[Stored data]
----
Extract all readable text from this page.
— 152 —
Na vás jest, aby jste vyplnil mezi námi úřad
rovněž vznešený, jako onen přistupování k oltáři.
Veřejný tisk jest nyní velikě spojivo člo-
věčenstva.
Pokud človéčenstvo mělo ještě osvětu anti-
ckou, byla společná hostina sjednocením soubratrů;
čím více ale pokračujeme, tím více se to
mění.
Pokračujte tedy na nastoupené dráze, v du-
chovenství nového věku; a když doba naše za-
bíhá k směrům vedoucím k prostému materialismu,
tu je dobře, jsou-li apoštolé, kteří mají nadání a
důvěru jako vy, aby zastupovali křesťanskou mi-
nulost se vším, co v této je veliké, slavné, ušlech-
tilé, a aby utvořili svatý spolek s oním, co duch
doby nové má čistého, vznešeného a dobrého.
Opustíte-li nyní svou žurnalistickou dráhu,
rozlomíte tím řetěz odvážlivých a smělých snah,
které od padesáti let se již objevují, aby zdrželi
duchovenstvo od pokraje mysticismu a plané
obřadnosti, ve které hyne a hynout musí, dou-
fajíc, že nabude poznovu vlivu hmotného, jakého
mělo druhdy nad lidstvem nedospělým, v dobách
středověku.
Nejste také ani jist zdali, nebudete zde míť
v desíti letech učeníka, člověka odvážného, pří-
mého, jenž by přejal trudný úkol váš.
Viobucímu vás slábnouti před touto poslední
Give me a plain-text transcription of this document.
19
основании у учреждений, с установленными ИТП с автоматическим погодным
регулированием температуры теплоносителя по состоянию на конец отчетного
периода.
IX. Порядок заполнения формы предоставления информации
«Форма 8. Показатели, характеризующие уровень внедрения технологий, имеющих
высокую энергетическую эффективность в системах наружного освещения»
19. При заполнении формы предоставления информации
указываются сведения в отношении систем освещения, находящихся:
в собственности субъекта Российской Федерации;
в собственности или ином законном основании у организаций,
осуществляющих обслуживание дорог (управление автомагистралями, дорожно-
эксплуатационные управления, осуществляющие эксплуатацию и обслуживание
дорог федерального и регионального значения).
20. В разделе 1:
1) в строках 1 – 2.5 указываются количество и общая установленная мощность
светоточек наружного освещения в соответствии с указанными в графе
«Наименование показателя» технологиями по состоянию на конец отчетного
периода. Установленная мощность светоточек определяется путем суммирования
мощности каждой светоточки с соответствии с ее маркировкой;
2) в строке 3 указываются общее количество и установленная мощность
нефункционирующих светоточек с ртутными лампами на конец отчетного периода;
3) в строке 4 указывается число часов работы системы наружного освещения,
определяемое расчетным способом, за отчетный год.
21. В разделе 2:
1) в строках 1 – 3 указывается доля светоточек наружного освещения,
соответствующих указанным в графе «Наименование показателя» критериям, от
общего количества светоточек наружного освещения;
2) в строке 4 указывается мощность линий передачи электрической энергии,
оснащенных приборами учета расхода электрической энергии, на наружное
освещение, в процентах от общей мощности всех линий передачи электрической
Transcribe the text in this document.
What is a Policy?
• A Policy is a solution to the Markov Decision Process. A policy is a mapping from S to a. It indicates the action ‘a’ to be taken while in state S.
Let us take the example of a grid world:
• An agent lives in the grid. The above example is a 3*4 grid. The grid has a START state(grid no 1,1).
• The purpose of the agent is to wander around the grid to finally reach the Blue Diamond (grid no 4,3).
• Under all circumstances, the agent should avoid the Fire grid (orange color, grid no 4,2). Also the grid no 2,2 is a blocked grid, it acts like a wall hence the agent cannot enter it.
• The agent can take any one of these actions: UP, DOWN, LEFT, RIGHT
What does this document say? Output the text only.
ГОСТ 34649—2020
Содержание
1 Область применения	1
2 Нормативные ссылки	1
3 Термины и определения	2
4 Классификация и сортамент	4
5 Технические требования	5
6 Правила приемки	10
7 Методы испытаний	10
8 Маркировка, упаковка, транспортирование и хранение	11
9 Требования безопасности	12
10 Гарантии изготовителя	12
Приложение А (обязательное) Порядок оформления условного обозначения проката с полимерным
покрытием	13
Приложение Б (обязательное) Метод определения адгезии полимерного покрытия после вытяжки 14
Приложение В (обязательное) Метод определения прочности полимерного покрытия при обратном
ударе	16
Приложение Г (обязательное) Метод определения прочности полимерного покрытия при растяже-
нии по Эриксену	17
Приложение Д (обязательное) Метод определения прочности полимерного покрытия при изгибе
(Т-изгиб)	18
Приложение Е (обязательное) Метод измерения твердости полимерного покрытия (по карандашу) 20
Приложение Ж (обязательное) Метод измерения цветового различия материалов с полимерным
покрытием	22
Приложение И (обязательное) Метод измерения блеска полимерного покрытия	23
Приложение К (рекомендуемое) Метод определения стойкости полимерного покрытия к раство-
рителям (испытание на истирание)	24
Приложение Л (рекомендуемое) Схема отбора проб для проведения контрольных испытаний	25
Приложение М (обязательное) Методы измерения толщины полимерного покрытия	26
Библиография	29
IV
----
Work to be completed:
Show, from the material above, each line that includes the string "формы".

Solution:
IX. Порядок заполнения формы предоставления информации
19. При заполнении формы предоставления информации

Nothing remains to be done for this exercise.